** start Rows **

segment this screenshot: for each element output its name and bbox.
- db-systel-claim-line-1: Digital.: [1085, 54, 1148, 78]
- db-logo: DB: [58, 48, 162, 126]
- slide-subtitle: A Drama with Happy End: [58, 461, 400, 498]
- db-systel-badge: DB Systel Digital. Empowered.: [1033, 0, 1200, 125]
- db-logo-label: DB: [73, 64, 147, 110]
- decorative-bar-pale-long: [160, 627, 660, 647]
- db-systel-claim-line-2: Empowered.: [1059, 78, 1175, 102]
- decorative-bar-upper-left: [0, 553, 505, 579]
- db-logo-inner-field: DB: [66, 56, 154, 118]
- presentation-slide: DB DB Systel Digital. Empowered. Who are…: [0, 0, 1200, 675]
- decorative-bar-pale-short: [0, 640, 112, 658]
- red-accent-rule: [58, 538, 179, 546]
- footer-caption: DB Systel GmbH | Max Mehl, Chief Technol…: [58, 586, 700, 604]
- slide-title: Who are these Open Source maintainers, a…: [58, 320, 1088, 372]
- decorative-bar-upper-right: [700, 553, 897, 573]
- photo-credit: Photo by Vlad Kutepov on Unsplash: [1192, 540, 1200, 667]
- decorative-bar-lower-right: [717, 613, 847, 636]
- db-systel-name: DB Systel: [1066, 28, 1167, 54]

** end Rows **

Aim: Can you convert the items, starting at the beginning of the items and ending at the line that contains "- slide-subtitle: A", into a Markdown table with a Row column for the row number and an Item column for the line, with blank lines omitted and no other lines included?

Exercise output:
| Row | Item |
|---|---|
| 1 | segment this screenshot: for each element output its name and bbox. |
| 2 | - db-systel-claim-line-1: Digital.: [1085, 54, 1148, 78] |
| 3 | - db-logo: DB: [58, 48, 162, 126] |
| 4 | - slide-subtitle: A Drama with Happy End: [58, 461, 400, 498] |